SET EXERCISE
Repeat every record below exactly, omitting any pictures.

=== DATA RECORDS ===

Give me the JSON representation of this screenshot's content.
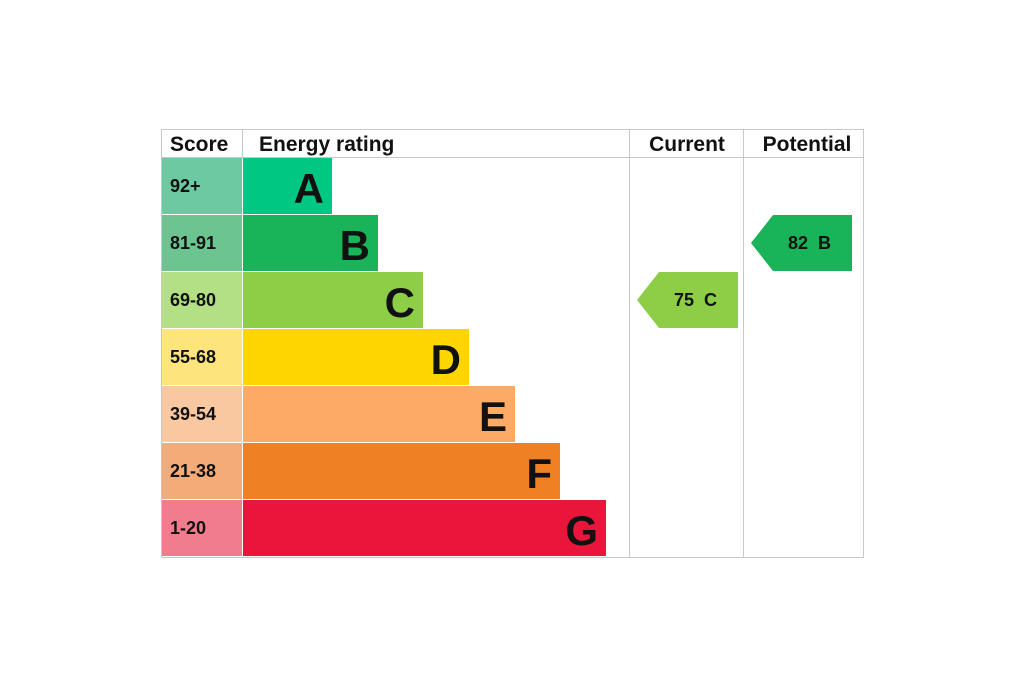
{
  "headers": {
    "score": "Score",
    "energy_rating": "Energy rating",
    "current": "Current",
    "potential": "Potential"
  },
  "chart_data": {
    "type": "bar",
    "bands": [
      {
        "letter": "A",
        "range": "92+",
        "score_color": "#6cc9a1",
        "bar_color": "#00c781"
      },
      {
        "letter": "B",
        "range": "81-91",
        "score_color": "#6cc490",
        "bar_color": "#19b459"
      },
      {
        "letter": "C",
        "range": "69-80",
        "score_color": "#b3df85",
        "bar_color": "#8dce46"
      },
      {
        "letter": "D",
        "range": "55-68",
        "score_color": "#fde47c",
        "bar_color": "#ffd500"
      },
      {
        "letter": "E",
        "range": "39-54",
        "score_color": "#f9c8a0",
        "bar_color": "#fcaa65"
      },
      {
        "letter": "F",
        "range": "21-38",
        "score_color": "#f3ac77",
        "bar_color": "#ef8023"
      },
      {
        "letter": "G",
        "range": "1-20",
        "score_color": "#f07c8d",
        "bar_color": "#e9153b"
      }
    ],
    "current": {
      "value": 75,
      "band": "C",
      "label": "75  C",
      "color": "#8dce46"
    },
    "potential": {
      "value": 82,
      "band": "B",
      "label": "82  B",
      "color": "#19b459"
    }
  },
  "colors": {
    "border": "#c8c8c8",
    "text": "#111111"
  }
}
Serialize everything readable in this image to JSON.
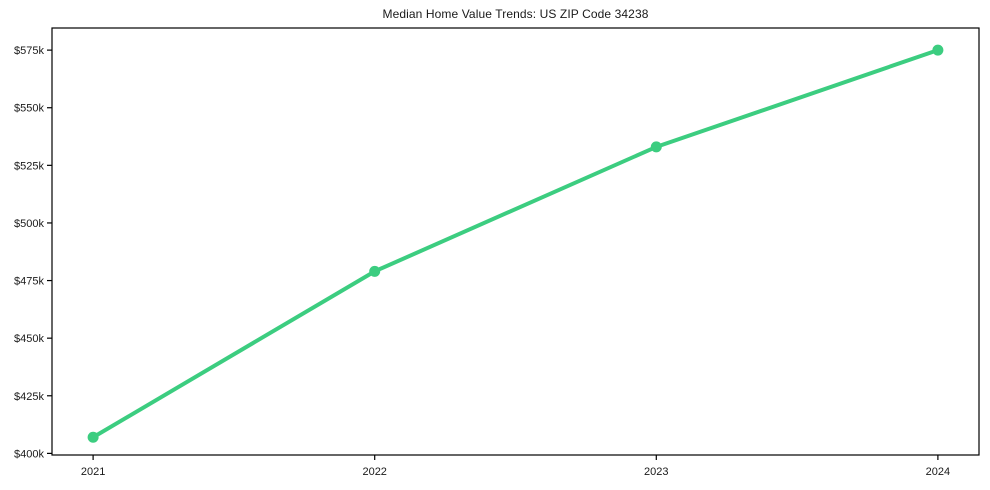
{
  "chart_data": {
    "type": "line",
    "title": "Median Home Value Trends: US ZIP Code 34238",
    "categories": [
      "2021",
      "2022",
      "2023",
      "2024"
    ],
    "values": [
      407,
      479,
      533,
      575
    ],
    "unit": "$k",
    "xlabel": "",
    "ylabel": "",
    "y_ticks": [
      {
        "value": 400,
        "label": "$400k"
      },
      {
        "value": 425,
        "label": "$425k"
      },
      {
        "value": 450,
        "label": "$450k"
      },
      {
        "value": 475,
        "label": "$475k"
      },
      {
        "value": 500,
        "label": "$500k"
      },
      {
        "value": 525,
        "label": "$525k"
      },
      {
        "value": 550,
        "label": "$550k"
      },
      {
        "value": 575,
        "label": "$575k"
      }
    ],
    "ylim_k": [
      399.3,
      584.6
    ],
    "xlim_index": [
      -0.146,
      3.146
    ],
    "grid": false,
    "legend": false,
    "marker": "circle",
    "line_color": "#3ccd80",
    "axis_color": "#000000",
    "text_color": "#1a1a1a",
    "background": "#ffffff"
  }
}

===

OUTPUT BELOW
Give me the JSON representation of this screenshot's content.
{
  "headers": {
    "score": "Score",
    "energy_rating": "Energy rating",
    "current": "Current",
    "potential": "Potential"
  },
  "chart_data": {
    "type": "bar",
    "bands": [
      {
        "letter": "A",
        "range": "92+",
        "score_color": "#6cc9a1",
        "bar_color": "#00c781"
      },
      {
        "letter": "B",
        "range": "81-91",
        "score_color": "#6cc490",
        "bar_color": "#19b459"
      },
      {
        "letter": "C",
        "range": "69-80",
        "score_color": "#b3df85",
        "bar_color": "#8dce46"
      },
      {
        "letter": "D",
        "range": "55-68",
        "score_color": "#fde47c",
        "bar_color": "#ffd500"
      },
      {
        "letter": "E",
        "range": "39-54",
        "score_color": "#f9c8a0",
        "bar_color": "#fcaa65"
      },
      {
        "letter": "F",
        "range": "21-38",
        "score_color": "#f3ac77",
        "bar_color": "#ef8023"
      },
      {
        "letter": "G",
        "range": "1-20",
        "score_color": "#f07c8d",
        "bar_color": "#e9153b"
      }
    ],
    "current": {
      "value": 75,
      "band": "C",
      "label": "75  C",
      "color": "#8dce46"
    },
    "potential": {
      "value": 82,
      "band": "B",
      "label": "82  B",
      "color": "#19b459"
    }
  },
  "colors": {
    "border": "#c8c8c8",
    "text": "#111111"
  }
}
Serialize everything readable in this image to JSON.
{
  "chart_data": {
    "type": "line",
    "title": "Median Home Value Trends: US ZIP Code 34238",
    "categories": [
      "2021",
      "2022",
      "2023",
      "2024"
    ],
    "values": [
      407,
      479,
      533,
      575
    ],
    "unit": "$k",
    "xlabel": "",
    "ylabel": "",
    "y_ticks": [
      {
        "value": 400,
        "label": "$400k"
      },
      {
        "value": 425,
        "label": "$425k"
      },
      {
        "value": 450,
        "label": "$450k"
      },
      {
        "value": 475,
        "label": "$475k"
      },
      {
        "value": 500,
        "label": "$500k"
      },
      {
        "value": 525,
        "label": "$525k"
      },
      {
        "value": 550,
        "label": "$550k"
      },
      {
        "value": 575,
        "label": "$575k"
      }
    ],
    "ylim_k": [
      399.3,
      584.6
    ],
    "xlim_index": [
      -0.146,
      3.146
    ],
    "grid": false,
    "legend": false,
    "marker": "circle",
    "line_color": "#3ccd80",
    "axis_color": "#000000",
    "text_color": "#1a1a1a",
    "background": "#ffffff"
  }
}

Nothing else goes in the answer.